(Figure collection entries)
↓

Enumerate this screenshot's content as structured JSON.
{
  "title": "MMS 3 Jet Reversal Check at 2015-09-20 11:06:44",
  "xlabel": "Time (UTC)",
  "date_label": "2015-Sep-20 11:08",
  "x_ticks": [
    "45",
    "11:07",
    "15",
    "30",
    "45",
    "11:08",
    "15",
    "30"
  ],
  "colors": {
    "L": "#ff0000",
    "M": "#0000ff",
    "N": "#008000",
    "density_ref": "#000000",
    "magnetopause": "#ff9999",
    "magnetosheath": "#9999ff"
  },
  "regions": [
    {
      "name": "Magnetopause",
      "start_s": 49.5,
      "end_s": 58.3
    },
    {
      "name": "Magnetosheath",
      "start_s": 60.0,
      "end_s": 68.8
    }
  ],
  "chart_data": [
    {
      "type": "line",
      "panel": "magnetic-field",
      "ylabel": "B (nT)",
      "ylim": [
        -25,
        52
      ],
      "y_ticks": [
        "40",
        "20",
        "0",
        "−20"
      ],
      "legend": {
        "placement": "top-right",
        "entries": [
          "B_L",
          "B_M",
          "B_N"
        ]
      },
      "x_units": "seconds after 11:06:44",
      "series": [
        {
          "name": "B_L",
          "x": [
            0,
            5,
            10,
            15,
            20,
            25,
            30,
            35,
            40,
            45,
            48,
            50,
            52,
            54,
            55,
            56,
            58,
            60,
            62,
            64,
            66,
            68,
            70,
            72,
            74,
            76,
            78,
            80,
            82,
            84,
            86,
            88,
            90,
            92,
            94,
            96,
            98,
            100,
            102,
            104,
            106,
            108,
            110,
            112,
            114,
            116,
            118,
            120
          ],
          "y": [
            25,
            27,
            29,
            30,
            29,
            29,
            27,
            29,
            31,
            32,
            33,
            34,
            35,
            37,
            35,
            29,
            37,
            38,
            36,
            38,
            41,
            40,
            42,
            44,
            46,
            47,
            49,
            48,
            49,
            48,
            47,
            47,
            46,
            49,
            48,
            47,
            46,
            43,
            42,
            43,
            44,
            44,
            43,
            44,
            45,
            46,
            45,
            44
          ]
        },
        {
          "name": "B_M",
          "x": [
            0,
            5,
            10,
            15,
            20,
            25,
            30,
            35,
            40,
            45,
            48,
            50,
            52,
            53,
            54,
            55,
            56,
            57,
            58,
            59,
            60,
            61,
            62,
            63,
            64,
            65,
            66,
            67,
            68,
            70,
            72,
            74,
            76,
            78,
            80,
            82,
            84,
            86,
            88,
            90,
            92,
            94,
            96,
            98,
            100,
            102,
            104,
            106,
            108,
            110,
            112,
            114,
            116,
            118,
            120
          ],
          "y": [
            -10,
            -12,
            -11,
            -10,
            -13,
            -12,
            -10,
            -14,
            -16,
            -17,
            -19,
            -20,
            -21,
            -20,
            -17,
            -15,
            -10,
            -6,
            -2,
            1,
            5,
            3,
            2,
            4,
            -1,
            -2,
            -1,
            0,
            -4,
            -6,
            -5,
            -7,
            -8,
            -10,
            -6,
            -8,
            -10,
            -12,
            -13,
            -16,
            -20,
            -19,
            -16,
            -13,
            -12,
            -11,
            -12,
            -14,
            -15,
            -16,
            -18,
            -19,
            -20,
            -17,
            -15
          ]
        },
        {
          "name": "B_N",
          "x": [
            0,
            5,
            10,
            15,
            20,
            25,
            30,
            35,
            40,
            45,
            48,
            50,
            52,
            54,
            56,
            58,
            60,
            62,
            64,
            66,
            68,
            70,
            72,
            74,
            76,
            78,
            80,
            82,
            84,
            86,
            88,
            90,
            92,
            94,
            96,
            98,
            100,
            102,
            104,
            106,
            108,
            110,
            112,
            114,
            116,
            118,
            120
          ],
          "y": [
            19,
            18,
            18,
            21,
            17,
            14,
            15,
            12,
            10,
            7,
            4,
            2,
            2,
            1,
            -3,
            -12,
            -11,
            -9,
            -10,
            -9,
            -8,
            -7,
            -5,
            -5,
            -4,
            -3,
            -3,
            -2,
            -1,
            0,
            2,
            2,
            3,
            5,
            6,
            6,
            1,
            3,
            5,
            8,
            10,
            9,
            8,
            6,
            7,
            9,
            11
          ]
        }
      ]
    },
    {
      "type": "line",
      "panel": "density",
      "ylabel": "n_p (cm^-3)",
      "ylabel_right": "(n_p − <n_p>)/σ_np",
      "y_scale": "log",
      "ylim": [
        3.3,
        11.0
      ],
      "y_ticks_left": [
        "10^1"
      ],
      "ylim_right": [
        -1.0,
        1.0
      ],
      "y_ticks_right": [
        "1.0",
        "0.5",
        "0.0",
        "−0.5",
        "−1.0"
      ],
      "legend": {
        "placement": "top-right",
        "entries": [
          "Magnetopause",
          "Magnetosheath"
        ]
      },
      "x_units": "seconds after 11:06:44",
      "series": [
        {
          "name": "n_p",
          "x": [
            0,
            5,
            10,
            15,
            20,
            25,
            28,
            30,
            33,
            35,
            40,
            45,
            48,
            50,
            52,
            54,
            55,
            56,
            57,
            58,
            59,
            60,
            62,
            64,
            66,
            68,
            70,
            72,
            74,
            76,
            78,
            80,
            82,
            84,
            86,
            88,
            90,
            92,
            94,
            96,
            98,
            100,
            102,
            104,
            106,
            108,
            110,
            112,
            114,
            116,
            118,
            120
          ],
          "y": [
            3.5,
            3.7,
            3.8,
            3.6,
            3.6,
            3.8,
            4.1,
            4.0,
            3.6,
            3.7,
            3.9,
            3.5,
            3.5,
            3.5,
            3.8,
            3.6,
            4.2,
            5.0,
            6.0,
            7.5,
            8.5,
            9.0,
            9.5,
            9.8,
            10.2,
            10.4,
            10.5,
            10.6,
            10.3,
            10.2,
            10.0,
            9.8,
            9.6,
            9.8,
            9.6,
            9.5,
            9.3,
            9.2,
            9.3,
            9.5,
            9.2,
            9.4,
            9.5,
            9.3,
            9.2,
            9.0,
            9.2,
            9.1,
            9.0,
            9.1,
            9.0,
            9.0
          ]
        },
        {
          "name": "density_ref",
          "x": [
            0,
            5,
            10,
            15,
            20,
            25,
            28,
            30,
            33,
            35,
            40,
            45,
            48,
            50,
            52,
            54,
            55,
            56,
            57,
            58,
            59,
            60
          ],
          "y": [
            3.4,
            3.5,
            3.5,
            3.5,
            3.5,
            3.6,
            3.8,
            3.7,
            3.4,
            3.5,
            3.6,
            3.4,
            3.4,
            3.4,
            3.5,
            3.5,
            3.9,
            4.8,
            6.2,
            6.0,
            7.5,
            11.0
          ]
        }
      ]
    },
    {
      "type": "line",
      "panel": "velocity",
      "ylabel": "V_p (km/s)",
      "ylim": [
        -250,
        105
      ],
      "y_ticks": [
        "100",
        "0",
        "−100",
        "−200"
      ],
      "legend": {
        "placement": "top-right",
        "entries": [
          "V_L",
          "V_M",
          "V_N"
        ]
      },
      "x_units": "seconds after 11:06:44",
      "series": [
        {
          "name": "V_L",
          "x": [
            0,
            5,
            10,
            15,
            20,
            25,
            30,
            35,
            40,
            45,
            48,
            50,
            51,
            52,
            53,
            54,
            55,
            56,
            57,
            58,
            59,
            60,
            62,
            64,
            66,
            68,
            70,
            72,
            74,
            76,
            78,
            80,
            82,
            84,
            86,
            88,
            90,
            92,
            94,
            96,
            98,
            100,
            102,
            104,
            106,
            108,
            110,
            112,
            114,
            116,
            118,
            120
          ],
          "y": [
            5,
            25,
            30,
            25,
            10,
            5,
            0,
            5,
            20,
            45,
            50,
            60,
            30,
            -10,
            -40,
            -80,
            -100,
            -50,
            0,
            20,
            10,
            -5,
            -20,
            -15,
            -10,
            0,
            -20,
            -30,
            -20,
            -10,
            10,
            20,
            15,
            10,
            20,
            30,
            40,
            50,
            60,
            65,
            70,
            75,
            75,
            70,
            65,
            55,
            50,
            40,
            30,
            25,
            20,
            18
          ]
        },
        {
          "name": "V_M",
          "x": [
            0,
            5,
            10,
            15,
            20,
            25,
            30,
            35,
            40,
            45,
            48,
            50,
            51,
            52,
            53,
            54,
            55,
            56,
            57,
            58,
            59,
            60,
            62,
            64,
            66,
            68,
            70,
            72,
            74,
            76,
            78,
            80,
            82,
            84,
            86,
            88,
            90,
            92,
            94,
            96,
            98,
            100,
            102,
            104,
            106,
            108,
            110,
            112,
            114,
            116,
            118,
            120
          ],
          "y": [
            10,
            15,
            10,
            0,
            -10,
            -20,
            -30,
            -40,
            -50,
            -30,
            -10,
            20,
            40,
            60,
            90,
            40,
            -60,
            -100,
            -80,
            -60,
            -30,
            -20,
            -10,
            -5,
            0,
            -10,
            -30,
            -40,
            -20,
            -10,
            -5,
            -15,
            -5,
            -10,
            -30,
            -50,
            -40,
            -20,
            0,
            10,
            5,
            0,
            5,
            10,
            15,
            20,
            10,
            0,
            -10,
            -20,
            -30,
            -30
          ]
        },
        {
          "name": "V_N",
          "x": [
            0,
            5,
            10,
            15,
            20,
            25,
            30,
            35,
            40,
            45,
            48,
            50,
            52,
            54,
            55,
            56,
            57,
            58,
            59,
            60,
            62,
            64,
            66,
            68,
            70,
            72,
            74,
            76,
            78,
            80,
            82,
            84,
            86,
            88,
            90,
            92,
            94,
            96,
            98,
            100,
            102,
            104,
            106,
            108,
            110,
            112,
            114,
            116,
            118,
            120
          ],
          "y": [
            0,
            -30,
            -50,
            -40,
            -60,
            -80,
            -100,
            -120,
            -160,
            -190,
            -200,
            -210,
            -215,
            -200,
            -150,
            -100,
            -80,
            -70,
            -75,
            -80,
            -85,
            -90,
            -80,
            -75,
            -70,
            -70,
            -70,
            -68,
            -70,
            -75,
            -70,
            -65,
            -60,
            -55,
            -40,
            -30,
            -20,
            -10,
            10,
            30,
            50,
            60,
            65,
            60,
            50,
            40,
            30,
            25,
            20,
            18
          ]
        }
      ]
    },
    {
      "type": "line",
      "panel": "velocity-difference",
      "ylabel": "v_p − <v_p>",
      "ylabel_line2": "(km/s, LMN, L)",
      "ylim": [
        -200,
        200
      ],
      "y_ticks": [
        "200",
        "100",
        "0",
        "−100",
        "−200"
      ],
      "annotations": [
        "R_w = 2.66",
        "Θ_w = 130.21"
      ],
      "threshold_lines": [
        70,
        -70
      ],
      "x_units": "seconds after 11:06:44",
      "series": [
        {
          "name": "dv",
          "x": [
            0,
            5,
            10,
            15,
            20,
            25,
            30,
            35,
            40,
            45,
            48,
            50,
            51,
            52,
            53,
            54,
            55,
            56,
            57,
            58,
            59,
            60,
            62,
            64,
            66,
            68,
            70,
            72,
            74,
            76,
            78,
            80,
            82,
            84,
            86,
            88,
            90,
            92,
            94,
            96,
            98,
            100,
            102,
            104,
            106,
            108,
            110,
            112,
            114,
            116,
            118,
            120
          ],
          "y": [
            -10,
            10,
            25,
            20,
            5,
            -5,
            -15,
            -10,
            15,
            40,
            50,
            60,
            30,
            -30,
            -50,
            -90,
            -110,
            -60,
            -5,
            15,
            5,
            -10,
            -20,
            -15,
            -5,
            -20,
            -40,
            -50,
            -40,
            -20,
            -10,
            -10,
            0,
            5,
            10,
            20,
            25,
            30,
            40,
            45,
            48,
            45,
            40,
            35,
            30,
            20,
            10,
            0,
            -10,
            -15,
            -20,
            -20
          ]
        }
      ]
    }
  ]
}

↑

» YOUR GOAL:
The string "panel" may appear in lines of the listing above; tally those lines and give the number only.

» ANSWER TO THIS TASK:
4